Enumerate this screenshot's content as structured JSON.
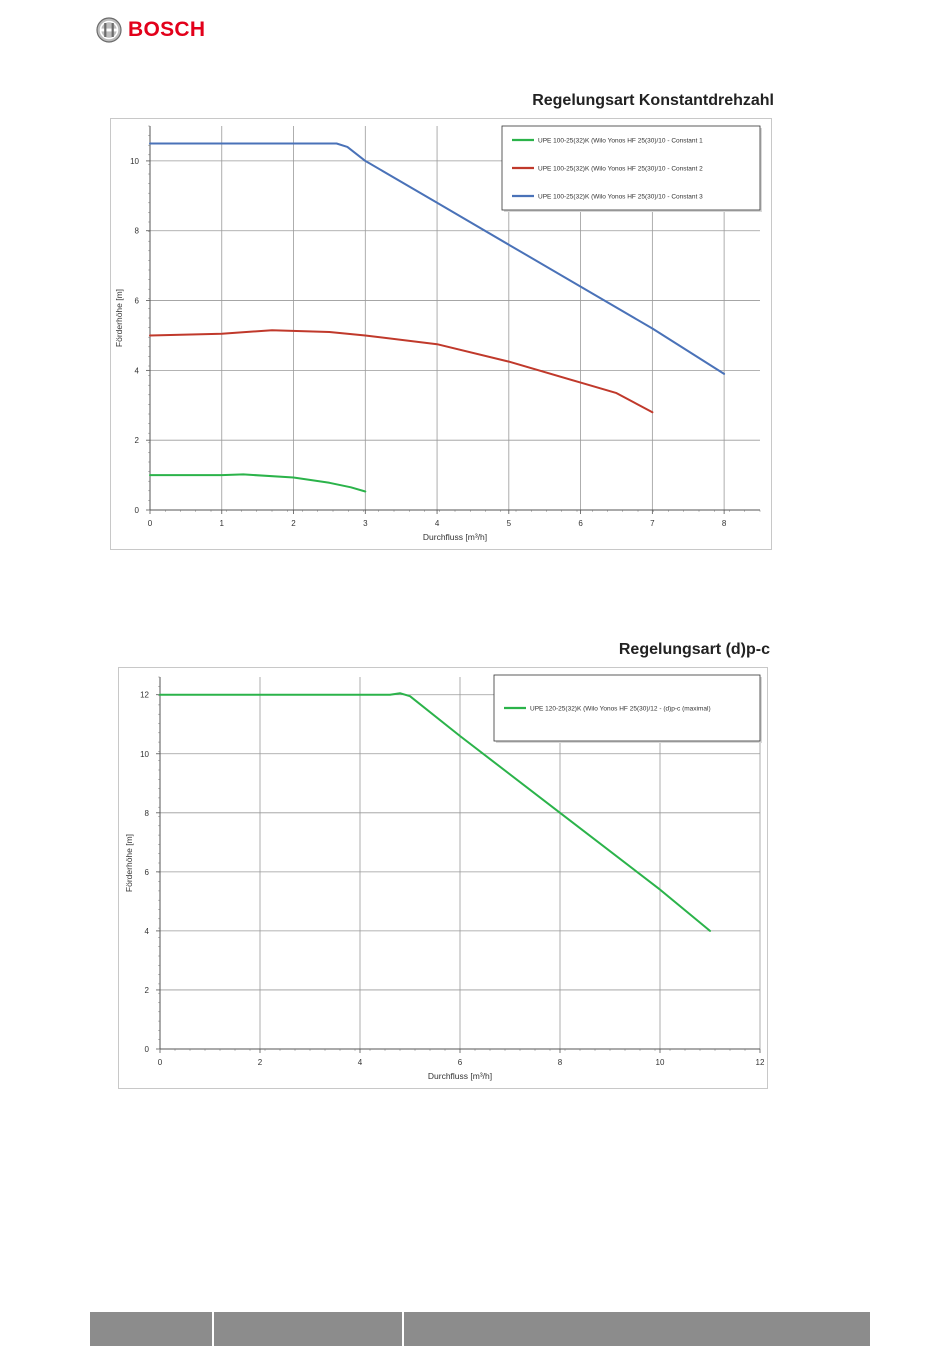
{
  "header": {
    "brand": "BOSCH"
  },
  "charts": [
    {
      "title": "Regelungsart Konstantdrehzahl"
    },
    {
      "title": "Regelungsart (d)p-c"
    }
  ],
  "chart_data": [
    {
      "type": "line",
      "title": "Regelungsart Konstantdrehzahl",
      "xlabel": "Durchfluss [m³/h]",
      "ylabel": "Förderhöhe [m]",
      "xlim": [
        0,
        8.5
      ],
      "ylim": [
        0,
        11
      ],
      "xticks": [
        "0",
        "1",
        "2",
        "3",
        "4",
        "5",
        "6",
        "7",
        "8"
      ],
      "yticks": [
        "0",
        "2",
        "4",
        "6",
        "8",
        "10"
      ],
      "grid": true,
      "legend_position": "top-right",
      "series": [
        {
          "name": "UPE 100-25(32)K (Wilo Yonos HF 25(30)/10 - Constant 1",
          "color": "#2bb34a",
          "x": [
            0,
            1,
            1.3,
            2,
            2.5,
            2.8,
            3.0
          ],
          "y": [
            1.0,
            1.0,
            1.02,
            0.93,
            0.78,
            0.65,
            0.53
          ]
        },
        {
          "name": "UPE 100-25(32)K (Wilo Yonos HF 25(30)/10 - Constant 2",
          "color": "#c0392b",
          "x": [
            0,
            1,
            1.7,
            2.5,
            3,
            4,
            5,
            6,
            6.5,
            7
          ],
          "y": [
            5.0,
            5.05,
            5.15,
            5.1,
            5.0,
            4.75,
            4.25,
            3.65,
            3.35,
            2.8
          ]
        },
        {
          "name": "UPE 100-25(32)K (Wilo Yonos HF 25(30)/10 - Constant 3",
          "color": "#4a72b8",
          "x": [
            0,
            1,
            2,
            2.6,
            2.75,
            3.0,
            4,
            5,
            6,
            7,
            8
          ],
          "y": [
            10.5,
            10.5,
            10.5,
            10.5,
            10.4,
            10.0,
            8.8,
            7.6,
            6.4,
            5.2,
            3.9
          ]
        }
      ]
    },
    {
      "type": "line",
      "title": "Regelungsart (d)p-c",
      "xlabel": "Durchfluss [m³/h]",
      "ylabel": "Förderhöhe [m]",
      "xlim": [
        0,
        12
      ],
      "ylim": [
        0,
        12.6
      ],
      "xticks": [
        "0",
        "2",
        "4",
        "6",
        "8",
        "10",
        "12"
      ],
      "yticks": [
        "0",
        "2",
        "4",
        "6",
        "8",
        "10",
        "12"
      ],
      "grid": true,
      "legend_position": "top-right",
      "series": [
        {
          "name": "UPE 120-25(32)K (Wilo Yonos HF 25(30)/12 - (d)p-c (maximal)",
          "color": "#2bb34a",
          "x": [
            0,
            2,
            4,
            4.6,
            4.8,
            5.0,
            6,
            8,
            10,
            11
          ],
          "y": [
            12.0,
            12.0,
            12.0,
            12.0,
            12.05,
            11.95,
            10.6,
            8.0,
            5.4,
            4.0
          ]
        }
      ]
    }
  ]
}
- - - -
• Exercise instructions:
A faithful copy of the records above is needed, with the pictures left out.

• Output below:
Enumerate this screenshot's content as structured JSON.
{
  "header": {
    "brand": "BOSCH"
  },
  "charts": [
    {
      "title": "Regelungsart Konstantdrehzahl"
    },
    {
      "title": "Regelungsart (d)p-c"
    }
  ],
  "chart_data": [
    {
      "type": "line",
      "title": "Regelungsart Konstantdrehzahl",
      "xlabel": "Durchfluss [m³/h]",
      "ylabel": "Förderhöhe [m]",
      "xlim": [
        0,
        8.5
      ],
      "ylim": [
        0,
        11
      ],
      "xticks": [
        "0",
        "1",
        "2",
        "3",
        "4",
        "5",
        "6",
        "7",
        "8"
      ],
      "yticks": [
        "0",
        "2",
        "4",
        "6",
        "8",
        "10"
      ],
      "grid": true,
      "legend_position": "top-right",
      "series": [
        {
          "name": "UPE 100-25(32)K (Wilo Yonos HF 25(30)/10 - Constant 1",
          "color": "#2bb34a",
          "x": [
            0,
            1,
            1.3,
            2,
            2.5,
            2.8,
            3.0
          ],
          "y": [
            1.0,
            1.0,
            1.02,
            0.93,
            0.78,
            0.65,
            0.53
          ]
        },
        {
          "name": "UPE 100-25(32)K (Wilo Yonos HF 25(30)/10 - Constant 2",
          "color": "#c0392b",
          "x": [
            0,
            1,
            1.7,
            2.5,
            3,
            4,
            5,
            6,
            6.5,
            7
          ],
          "y": [
            5.0,
            5.05,
            5.15,
            5.1,
            5.0,
            4.75,
            4.25,
            3.65,
            3.35,
            2.8
          ]
        },
        {
          "name": "UPE 100-25(32)K (Wilo Yonos HF 25(30)/10 - Constant 3",
          "color": "#4a72b8",
          "x": [
            0,
            1,
            2,
            2.6,
            2.75,
            3.0,
            4,
            5,
            6,
            7,
            8
          ],
          "y": [
            10.5,
            10.5,
            10.5,
            10.5,
            10.4,
            10.0,
            8.8,
            7.6,
            6.4,
            5.2,
            3.9
          ]
        }
      ]
    },
    {
      "type": "line",
      "title": "Regelungsart (d)p-c",
      "xlabel": "Durchfluss [m³/h]",
      "ylabel": "Förderhöhe [m]",
      "xlim": [
        0,
        12
      ],
      "ylim": [
        0,
        12.6
      ],
      "xticks": [
        "0",
        "2",
        "4",
        "6",
        "8",
        "10",
        "12"
      ],
      "yticks": [
        "0",
        "2",
        "4",
        "6",
        "8",
        "10",
        "12"
      ],
      "grid": true,
      "legend_position": "top-right",
      "series": [
        {
          "name": "UPE 120-25(32)K (Wilo Yonos HF 25(30)/12 - (d)p-c (maximal)",
          "color": "#2bb34a",
          "x": [
            0,
            2,
            4,
            4.6,
            4.8,
            5.0,
            6,
            8,
            10,
            11
          ],
          "y": [
            12.0,
            12.0,
            12.0,
            12.0,
            12.05,
            11.95,
            10.6,
            8.0,
            5.4,
            4.0
          ]
        }
      ]
    }
  ]
}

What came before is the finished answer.